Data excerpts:
--

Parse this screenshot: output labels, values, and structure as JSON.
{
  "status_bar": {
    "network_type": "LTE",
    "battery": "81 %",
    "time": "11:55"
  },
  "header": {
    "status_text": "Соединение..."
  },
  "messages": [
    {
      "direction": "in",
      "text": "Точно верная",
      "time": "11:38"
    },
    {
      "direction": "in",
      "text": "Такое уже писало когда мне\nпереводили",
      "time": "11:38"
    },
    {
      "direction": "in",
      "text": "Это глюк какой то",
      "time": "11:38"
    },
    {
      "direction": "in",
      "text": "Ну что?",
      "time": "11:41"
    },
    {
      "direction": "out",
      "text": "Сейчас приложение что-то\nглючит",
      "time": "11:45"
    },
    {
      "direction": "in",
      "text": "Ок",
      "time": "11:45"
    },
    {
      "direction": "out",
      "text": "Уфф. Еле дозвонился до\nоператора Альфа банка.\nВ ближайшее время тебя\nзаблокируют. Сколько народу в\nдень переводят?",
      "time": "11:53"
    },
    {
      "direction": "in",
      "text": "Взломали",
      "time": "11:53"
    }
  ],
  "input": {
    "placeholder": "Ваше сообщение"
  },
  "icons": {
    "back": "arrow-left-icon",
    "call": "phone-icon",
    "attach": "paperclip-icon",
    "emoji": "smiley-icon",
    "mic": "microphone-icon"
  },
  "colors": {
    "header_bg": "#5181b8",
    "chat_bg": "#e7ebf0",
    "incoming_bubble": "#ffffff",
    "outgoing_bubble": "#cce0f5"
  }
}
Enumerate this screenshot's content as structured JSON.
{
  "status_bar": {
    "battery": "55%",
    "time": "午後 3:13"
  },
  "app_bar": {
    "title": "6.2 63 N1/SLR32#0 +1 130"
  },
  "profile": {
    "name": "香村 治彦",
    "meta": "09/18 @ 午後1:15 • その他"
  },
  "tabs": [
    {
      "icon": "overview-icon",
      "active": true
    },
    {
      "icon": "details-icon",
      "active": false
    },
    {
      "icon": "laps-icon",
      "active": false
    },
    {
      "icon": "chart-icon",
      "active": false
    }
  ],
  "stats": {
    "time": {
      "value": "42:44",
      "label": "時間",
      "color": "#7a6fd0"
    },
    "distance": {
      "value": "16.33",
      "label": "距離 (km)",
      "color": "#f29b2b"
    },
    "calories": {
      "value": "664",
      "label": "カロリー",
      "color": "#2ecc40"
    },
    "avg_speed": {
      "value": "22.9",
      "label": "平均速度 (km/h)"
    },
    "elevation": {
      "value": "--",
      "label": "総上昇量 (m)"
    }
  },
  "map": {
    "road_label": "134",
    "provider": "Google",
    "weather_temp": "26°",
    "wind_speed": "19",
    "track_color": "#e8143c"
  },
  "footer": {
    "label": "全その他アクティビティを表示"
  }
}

--

The exercise
Give only a number: how many lines of the data hold the string "this"?

Solved exercise
2